Data entries:
--*--

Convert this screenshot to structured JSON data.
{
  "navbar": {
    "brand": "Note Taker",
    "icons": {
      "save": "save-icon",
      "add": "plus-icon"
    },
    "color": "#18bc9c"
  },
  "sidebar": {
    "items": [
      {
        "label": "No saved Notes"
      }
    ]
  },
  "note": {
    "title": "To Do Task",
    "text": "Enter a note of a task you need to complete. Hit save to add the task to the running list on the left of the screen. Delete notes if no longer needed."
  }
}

--*--

Problem statement :: Retype the material in full, character for character.

Solution below ::
Convert this screenshot to structured JSON data.
{
  "navbar": {
    "brand": "Note Taker",
    "icons": {
      "save": "save-icon",
      "add": "plus-icon"
    },
    "color": "#18bc9c"
  },
  "sidebar": {
    "items": [
      {
        "label": "No saved Notes"
      }
    ]
  },
  "note": {
    "title": "To Do Task",
    "text": "Enter a note of a task you need to complete. Hit save to add the task to the running list on the left of the screen. Delete notes if no longer needed."
  }
}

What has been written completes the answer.